**Instruction**
Take the line that contains "Read this page and output its text content." as the first line and the final line of the records as the last; return exactly those lines and the lines between.

________________

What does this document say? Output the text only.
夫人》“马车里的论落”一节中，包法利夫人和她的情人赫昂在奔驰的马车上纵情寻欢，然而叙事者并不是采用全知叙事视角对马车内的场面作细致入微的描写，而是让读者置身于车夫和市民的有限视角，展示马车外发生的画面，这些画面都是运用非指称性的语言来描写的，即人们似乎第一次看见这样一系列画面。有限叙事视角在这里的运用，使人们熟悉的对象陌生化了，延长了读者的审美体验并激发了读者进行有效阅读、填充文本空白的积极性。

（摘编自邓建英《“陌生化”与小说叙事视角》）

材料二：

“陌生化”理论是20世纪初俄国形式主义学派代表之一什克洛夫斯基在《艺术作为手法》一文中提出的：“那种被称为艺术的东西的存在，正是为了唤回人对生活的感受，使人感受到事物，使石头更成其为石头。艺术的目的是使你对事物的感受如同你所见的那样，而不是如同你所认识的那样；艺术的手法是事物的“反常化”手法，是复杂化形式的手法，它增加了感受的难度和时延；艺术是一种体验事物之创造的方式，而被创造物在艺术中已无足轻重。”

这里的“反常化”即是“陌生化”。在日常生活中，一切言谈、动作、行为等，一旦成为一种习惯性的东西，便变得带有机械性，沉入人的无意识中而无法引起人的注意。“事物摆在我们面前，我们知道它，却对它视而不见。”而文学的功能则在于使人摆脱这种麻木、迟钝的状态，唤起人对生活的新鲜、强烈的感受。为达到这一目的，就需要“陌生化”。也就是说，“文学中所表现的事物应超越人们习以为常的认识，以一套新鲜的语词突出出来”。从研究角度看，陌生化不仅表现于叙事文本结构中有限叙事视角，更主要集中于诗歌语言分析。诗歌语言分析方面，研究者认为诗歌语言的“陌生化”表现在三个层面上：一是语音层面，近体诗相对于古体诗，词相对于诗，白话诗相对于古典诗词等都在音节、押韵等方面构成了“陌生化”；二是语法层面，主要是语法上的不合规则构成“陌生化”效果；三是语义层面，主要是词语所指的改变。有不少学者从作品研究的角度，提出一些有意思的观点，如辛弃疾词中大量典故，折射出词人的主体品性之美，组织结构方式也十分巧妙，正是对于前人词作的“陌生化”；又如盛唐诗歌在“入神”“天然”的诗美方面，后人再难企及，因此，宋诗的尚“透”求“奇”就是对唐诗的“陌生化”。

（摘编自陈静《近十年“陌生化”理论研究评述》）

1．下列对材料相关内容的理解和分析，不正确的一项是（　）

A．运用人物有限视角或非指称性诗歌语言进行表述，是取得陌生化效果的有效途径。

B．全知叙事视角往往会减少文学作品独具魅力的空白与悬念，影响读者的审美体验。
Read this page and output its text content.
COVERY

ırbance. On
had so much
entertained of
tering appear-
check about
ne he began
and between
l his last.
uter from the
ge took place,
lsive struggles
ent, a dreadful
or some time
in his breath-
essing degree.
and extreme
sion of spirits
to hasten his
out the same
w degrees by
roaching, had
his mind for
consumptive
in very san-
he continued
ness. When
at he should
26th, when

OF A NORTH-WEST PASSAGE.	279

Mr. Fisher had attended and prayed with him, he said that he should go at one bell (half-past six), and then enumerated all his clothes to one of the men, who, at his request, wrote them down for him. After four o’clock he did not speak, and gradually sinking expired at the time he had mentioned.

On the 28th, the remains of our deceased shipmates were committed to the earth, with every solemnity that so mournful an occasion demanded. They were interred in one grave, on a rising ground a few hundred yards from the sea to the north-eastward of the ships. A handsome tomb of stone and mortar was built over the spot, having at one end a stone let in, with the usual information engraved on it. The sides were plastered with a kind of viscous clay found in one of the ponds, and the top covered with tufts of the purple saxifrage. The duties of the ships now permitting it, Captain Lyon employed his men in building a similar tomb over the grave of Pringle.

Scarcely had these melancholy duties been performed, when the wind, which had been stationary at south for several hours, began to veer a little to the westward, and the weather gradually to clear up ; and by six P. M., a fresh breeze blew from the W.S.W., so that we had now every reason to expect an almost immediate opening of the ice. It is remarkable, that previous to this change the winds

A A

________________

**Answer to this exercise**
Read this page and output its text content.
COVERY

ırbance. On
had so much
entertained of
tering appear-
check about
ne he began
and between
l his last.
uter from the
ge took place,
lsive struggles
ent, a dreadful
or some time
in his breath-
essing degree.
and extreme
sion of spirits
to hasten his
out the same
w degrees by
roaching, had
his mind for
consumptive
in very san-
he continued
ness. When
at he should
26th, when

OF A NORTH-WEST PASSAGE.	279

Mr. Fisher had attended and prayed with him, he said that he should go at one bell (half-past six), and then enumerated all his clothes to one of the men, who, at his request, wrote them down for him. After four o’clock he did not speak, and gradually sinking expired at the time he had mentioned.

On the 28th, the remains of our deceased shipmates were committed to the earth, with every solemnity that so mournful an occasion demanded. They were interred in one grave, on a rising ground a few hundred yards from the sea to the north-eastward of the ships. A handsome tomb of stone and mortar was built over the spot, having at one end a stone let in, with the usual information engraved on it. The sides were plastered with a kind of viscous clay found in one of the ponds, and the top covered with tufts of the purple saxifrage. The duties of the ships now permitting it, Captain Lyon employed his men in building a similar tomb over the grave of Pringle.

Scarcely had these melancholy duties been performed, when the wind, which had been stationary at south for several hours, began to veer a little to the westward, and the weather gradually to clear up ; and by six P. M., a fresh breeze blew from the W.S.W., so that we had now every reason to expect an almost immediate opening of the ice. It is remarkable, that previous to this change the winds

A A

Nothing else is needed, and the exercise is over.